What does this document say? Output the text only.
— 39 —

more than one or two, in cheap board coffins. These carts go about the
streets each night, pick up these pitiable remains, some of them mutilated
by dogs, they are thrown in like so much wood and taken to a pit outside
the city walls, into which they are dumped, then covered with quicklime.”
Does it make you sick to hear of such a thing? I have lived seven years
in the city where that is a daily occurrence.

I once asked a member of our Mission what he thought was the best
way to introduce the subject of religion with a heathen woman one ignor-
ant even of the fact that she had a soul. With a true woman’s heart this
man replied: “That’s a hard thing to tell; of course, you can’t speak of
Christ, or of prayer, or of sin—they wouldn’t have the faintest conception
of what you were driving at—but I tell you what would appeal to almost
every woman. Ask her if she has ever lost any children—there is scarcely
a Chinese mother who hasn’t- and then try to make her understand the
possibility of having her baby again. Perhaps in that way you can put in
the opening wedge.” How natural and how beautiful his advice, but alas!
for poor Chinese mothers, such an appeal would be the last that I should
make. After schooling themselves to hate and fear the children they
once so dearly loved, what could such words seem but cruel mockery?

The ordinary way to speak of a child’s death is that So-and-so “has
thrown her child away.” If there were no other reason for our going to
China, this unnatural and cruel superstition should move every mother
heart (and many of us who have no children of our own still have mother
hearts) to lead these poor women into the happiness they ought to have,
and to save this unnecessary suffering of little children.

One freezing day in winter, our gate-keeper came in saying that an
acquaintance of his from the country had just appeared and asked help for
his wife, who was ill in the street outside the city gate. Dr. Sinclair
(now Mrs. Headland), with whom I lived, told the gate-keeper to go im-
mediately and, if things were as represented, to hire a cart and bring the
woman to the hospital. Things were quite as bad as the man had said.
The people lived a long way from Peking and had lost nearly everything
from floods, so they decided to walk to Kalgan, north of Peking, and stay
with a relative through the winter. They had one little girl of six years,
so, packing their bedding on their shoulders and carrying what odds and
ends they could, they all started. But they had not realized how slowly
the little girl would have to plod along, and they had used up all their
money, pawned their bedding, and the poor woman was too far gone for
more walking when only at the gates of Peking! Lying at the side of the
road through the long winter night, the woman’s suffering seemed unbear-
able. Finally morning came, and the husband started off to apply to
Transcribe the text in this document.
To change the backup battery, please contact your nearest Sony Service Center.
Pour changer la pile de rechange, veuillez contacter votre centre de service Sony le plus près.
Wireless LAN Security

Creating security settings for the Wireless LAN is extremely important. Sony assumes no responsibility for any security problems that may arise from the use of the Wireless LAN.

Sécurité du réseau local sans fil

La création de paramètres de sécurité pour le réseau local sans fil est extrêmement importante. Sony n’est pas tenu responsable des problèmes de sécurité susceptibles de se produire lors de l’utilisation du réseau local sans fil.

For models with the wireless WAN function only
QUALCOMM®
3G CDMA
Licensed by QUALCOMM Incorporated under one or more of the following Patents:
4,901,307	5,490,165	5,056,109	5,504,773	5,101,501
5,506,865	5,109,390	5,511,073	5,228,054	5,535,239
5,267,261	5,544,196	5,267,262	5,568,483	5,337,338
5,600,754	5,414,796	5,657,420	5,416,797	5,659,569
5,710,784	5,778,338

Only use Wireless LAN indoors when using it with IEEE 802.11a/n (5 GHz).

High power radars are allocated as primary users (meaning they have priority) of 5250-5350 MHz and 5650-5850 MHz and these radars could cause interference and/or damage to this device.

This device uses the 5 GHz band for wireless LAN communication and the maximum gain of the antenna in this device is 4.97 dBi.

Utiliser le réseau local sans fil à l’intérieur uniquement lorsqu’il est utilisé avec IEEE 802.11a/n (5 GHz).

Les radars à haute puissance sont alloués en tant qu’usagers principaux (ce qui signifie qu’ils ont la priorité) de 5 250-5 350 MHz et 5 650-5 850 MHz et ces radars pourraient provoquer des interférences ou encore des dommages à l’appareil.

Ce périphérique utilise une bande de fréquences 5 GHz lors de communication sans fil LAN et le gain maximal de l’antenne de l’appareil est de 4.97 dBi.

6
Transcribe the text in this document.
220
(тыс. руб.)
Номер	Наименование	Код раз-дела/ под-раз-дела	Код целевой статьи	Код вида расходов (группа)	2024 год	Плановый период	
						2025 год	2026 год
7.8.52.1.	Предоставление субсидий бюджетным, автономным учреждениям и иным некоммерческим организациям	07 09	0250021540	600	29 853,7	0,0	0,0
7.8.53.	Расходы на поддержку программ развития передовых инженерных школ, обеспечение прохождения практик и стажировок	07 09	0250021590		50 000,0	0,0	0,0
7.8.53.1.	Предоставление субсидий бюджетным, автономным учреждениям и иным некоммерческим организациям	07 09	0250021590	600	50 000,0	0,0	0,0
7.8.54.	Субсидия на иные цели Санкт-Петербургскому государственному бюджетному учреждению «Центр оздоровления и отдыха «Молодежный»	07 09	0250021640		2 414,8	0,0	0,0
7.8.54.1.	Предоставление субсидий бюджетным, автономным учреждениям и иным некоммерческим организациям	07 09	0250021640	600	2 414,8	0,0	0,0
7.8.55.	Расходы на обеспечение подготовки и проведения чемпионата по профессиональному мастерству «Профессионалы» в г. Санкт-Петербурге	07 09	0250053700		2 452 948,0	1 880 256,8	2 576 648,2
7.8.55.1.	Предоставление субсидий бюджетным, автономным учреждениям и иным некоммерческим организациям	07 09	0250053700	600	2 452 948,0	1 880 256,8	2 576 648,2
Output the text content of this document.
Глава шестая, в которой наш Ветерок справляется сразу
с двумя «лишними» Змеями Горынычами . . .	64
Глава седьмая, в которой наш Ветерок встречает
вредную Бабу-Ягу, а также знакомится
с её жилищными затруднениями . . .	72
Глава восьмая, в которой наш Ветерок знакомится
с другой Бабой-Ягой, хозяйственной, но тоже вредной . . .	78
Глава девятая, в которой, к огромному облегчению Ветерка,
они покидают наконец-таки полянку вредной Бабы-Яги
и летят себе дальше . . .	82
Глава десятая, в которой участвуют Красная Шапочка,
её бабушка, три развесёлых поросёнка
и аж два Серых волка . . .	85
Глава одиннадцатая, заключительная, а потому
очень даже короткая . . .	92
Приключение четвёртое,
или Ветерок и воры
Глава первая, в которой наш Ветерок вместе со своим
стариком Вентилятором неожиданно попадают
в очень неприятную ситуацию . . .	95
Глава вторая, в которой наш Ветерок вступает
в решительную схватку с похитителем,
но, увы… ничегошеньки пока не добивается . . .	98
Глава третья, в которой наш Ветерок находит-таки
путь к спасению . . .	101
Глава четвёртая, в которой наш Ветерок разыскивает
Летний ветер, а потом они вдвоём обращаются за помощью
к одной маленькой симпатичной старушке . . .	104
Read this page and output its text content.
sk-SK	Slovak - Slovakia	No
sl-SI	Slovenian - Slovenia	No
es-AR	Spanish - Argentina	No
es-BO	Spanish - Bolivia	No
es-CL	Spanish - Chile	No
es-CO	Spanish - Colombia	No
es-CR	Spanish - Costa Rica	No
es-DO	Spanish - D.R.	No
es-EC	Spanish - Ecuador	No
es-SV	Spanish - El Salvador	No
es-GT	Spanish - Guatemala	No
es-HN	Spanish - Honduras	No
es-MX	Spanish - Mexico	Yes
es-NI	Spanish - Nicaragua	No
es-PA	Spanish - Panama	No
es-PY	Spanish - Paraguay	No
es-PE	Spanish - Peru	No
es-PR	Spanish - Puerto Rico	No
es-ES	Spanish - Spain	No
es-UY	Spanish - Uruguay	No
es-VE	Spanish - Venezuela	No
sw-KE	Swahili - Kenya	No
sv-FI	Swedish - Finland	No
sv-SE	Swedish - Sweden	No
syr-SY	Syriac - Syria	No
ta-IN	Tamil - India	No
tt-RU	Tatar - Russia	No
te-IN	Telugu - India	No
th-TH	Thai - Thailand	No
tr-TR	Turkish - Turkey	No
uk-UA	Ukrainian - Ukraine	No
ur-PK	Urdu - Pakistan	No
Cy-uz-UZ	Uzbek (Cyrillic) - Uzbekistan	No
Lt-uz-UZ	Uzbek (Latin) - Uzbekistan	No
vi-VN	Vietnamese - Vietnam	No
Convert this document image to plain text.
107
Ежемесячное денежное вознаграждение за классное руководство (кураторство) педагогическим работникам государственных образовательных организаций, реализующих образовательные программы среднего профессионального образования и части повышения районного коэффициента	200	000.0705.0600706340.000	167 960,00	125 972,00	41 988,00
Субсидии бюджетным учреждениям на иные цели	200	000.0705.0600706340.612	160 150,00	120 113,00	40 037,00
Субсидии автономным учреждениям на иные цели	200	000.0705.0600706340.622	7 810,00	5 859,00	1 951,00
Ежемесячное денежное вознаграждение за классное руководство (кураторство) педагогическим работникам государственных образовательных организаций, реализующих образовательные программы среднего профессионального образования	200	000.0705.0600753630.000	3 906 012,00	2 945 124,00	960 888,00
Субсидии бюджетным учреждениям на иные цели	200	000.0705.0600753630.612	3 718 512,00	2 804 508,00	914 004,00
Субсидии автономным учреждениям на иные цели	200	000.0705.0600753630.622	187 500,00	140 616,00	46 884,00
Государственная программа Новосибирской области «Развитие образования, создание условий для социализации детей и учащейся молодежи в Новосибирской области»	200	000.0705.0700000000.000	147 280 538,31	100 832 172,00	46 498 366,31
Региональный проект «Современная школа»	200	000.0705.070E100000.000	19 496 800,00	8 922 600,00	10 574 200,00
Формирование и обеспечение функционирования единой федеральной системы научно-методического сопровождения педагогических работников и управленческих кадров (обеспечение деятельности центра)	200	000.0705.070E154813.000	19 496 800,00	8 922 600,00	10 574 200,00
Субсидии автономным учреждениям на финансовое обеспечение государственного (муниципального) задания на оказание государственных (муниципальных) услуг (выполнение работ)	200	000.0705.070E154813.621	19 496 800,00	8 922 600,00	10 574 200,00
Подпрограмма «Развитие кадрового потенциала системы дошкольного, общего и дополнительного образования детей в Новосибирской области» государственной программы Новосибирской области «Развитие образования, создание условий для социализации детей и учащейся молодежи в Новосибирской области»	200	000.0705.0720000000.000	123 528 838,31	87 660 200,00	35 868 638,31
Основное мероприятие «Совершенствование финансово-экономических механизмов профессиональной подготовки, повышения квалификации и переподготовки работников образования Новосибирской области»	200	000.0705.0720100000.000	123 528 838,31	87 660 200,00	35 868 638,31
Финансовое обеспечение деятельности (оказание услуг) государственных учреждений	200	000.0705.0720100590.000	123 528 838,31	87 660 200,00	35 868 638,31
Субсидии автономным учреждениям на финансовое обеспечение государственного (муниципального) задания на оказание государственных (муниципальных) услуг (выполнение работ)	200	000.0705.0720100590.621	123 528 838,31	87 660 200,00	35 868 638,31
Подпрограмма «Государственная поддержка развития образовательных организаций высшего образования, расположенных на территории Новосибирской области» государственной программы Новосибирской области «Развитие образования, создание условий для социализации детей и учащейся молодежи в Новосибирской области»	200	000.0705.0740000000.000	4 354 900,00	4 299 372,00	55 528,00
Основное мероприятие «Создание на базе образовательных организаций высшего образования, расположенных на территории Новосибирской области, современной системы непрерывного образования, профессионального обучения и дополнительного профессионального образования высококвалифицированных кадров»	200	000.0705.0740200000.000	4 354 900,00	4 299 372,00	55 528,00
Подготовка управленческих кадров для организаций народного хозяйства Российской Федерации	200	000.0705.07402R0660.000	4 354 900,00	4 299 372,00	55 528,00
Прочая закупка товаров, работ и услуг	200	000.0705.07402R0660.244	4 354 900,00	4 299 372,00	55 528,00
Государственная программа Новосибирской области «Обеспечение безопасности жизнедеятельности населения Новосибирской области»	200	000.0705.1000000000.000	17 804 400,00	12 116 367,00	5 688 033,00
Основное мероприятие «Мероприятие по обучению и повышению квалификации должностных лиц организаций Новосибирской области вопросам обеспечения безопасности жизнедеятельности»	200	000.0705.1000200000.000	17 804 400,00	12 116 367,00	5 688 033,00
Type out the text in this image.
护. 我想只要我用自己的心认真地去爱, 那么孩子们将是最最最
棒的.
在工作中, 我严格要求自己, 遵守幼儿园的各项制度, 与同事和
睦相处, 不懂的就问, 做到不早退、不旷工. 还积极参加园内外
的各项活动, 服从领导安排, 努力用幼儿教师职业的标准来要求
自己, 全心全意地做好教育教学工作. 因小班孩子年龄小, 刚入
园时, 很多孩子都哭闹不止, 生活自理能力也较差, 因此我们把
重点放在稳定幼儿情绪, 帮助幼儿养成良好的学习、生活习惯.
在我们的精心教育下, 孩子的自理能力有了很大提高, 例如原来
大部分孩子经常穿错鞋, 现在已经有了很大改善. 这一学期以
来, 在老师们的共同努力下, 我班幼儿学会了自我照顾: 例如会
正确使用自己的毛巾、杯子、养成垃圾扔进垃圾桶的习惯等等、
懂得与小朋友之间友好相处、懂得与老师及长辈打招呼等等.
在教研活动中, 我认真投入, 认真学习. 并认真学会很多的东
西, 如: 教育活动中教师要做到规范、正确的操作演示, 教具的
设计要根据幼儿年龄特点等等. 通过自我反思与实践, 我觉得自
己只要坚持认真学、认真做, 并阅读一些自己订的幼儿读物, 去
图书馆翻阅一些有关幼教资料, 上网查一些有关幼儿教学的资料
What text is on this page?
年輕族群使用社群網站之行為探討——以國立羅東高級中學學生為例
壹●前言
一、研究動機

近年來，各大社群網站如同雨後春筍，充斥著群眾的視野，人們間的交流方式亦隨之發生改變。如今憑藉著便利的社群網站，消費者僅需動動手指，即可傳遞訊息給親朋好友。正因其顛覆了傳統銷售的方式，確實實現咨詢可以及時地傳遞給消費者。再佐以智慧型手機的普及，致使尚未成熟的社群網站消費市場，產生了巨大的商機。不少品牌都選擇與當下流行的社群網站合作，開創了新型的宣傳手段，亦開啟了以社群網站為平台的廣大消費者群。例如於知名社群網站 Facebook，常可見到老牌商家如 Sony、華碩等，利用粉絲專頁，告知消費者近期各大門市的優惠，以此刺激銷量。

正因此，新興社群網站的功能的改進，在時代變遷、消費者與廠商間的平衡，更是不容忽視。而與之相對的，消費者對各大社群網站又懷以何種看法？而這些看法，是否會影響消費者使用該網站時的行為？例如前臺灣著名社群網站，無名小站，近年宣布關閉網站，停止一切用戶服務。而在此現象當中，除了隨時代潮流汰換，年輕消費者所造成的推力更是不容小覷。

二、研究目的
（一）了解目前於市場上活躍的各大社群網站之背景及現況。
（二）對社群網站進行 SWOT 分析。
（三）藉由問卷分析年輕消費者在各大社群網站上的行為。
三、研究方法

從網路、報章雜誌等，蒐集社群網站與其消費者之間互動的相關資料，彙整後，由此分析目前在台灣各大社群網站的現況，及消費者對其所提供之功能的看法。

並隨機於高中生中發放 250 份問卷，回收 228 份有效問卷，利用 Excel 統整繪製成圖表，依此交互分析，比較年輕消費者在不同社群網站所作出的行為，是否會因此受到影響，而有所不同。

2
......
● To be done:
Check every line of the data above for the string "document", and copy those that have it.

● Complete output:
What does this document say? Output the text only.
Transcribe the text in this document.
Transcribe the text in this document.
Output the text content of this document.
Convert this document image to plain text.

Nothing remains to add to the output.